Update the records below by writing them out again with every "data-point" changed to "data-marker" and all other text left as it is.
─── Recorded data
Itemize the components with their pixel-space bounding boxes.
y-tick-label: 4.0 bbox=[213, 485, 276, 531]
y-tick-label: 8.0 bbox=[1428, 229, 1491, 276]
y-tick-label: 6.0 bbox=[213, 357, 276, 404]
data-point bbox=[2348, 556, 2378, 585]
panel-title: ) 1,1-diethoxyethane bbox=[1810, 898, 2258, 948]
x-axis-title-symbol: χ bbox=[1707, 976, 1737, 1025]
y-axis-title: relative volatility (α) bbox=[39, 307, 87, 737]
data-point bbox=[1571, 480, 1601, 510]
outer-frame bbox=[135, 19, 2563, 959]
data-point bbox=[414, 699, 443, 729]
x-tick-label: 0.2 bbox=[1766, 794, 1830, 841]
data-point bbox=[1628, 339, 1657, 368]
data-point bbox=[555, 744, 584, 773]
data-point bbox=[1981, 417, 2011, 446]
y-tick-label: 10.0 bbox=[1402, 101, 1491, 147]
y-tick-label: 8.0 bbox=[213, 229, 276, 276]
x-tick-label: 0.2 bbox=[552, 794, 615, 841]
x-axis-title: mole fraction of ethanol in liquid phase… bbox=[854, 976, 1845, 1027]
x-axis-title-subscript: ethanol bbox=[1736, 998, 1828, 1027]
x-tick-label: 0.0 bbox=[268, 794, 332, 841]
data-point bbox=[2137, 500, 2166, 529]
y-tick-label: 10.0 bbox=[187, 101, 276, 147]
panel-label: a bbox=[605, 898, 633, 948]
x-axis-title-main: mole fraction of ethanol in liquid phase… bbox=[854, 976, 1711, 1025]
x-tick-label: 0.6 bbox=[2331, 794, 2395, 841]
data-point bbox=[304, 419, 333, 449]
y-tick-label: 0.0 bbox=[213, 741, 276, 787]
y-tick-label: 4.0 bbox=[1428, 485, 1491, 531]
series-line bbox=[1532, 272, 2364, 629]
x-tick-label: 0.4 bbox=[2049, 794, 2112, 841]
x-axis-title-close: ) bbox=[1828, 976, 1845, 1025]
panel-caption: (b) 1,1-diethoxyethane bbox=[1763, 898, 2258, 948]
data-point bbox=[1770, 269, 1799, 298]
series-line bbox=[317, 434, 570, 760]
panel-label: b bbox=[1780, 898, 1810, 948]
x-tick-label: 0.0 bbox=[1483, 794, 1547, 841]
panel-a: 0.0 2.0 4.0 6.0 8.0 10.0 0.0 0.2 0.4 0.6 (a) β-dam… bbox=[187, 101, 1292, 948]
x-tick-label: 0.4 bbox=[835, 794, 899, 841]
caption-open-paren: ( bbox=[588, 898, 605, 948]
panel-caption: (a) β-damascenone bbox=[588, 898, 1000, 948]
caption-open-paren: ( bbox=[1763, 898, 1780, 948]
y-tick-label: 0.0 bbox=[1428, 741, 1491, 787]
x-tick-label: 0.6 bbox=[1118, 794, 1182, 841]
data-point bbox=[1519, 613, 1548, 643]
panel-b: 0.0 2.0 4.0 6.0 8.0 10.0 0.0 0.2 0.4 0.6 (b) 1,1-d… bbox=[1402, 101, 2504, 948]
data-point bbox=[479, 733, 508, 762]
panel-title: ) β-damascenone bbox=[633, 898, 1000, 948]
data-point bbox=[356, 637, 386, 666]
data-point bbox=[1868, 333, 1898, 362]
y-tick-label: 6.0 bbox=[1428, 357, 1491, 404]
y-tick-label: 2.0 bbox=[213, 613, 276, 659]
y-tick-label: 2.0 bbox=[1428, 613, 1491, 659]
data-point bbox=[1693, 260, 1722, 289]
──────
* [The response]
Itemize the components with their pixel-space bounding boxes.
y-tick-label: 4.0 bbox=[213, 485, 276, 531]
y-tick-label: 8.0 bbox=[1428, 229, 1491, 276]
y-tick-label: 6.0 bbox=[213, 357, 276, 404]
data-marker bbox=[2348, 556, 2378, 585]
panel-title: ) 1,1-diethoxyethane bbox=[1810, 898, 2258, 948]
x-axis-title-symbol: χ bbox=[1707, 976, 1737, 1025]
y-axis-title: relative volatility (α) bbox=[39, 307, 87, 737]
data-marker bbox=[1571, 480, 1601, 510]
outer-frame bbox=[135, 19, 2563, 959]
data-marker bbox=[414, 699, 443, 729]
x-tick-label: 0.2 bbox=[1766, 794, 1830, 841]
data-marker bbox=[1628, 339, 1657, 368]
data-marker bbox=[555, 744, 584, 773]
data-marker bbox=[1981, 417, 2011, 446]
y-tick-label: 10.0 bbox=[1402, 101, 1491, 147]
y-tick-label: 8.0 bbox=[213, 229, 276, 276]
x-tick-label: 0.2 bbox=[552, 794, 615, 841]
x-axis-title: mole fraction of ethanol in liquid phase… bbox=[854, 976, 1845, 1027]
x-axis-title-subscript: ethanol bbox=[1736, 998, 1828, 1027]
x-tick-label: 0.0 bbox=[268, 794, 332, 841]
data-marker bbox=[2137, 500, 2166, 529]
y-tick-label: 10.0 bbox=[187, 101, 276, 147]
panel-label: a bbox=[605, 898, 633, 948]
x-axis-title-main: mole fraction of ethanol in liquid phase… bbox=[854, 976, 1711, 1025]
x-tick-label: 0.6 bbox=[2331, 794, 2395, 841]
data-marker bbox=[304, 419, 333, 449]
y-tick-label: 0.0 bbox=[213, 741, 276, 787]
y-tick-label: 4.0 bbox=[1428, 485, 1491, 531]
series-line bbox=[1532, 272, 2364, 629]
x-tick-label: 0.4 bbox=[2049, 794, 2112, 841]
x-axis-title-close: ) bbox=[1828, 976, 1845, 1025]
panel-caption: (b) 1,1-diethoxyethane bbox=[1763, 898, 2258, 948]
data-marker bbox=[1770, 269, 1799, 298]
series-line bbox=[317, 434, 570, 760]
panel-label: b bbox=[1780, 898, 1810, 948]
x-tick-label: 0.0 bbox=[1483, 794, 1547, 841]
panel-a: 0.0 2.0 4.0 6.0 8.0 10.0 0.0 0.2 0.4 0.6 (a) β-dam… bbox=[187, 101, 1292, 948]
x-tick-label: 0.4 bbox=[835, 794, 899, 841]
caption-open-paren: ( bbox=[588, 898, 605, 948]
panel-caption: (a) β-damascenone bbox=[588, 898, 1000, 948]
caption-open-paren: ( bbox=[1763, 898, 1780, 948]
y-tick-label: 0.0 bbox=[1428, 741, 1491, 787]
x-tick-label: 0.6 bbox=[1118, 794, 1182, 841]
data-marker bbox=[1519, 613, 1548, 643]
panel-b: 0.0 2.0 4.0 6.0 8.0 10.0 0.0 0.2 0.4 0.6 (b) 1,1-d… bbox=[1402, 101, 2504, 948]
data-marker bbox=[479, 733, 508, 762]
panel-title: ) β-damascenone bbox=[633, 898, 1000, 948]
data-marker bbox=[356, 637, 386, 666]
data-marker bbox=[1868, 333, 1898, 362]
y-tick-label: 6.0 bbox=[1428, 357, 1491, 404]
y-tick-label: 2.0 bbox=[213, 613, 276, 659]
y-tick-label: 2.0 bbox=[1428, 613, 1491, 659]
data-marker bbox=[1693, 260, 1722, 289]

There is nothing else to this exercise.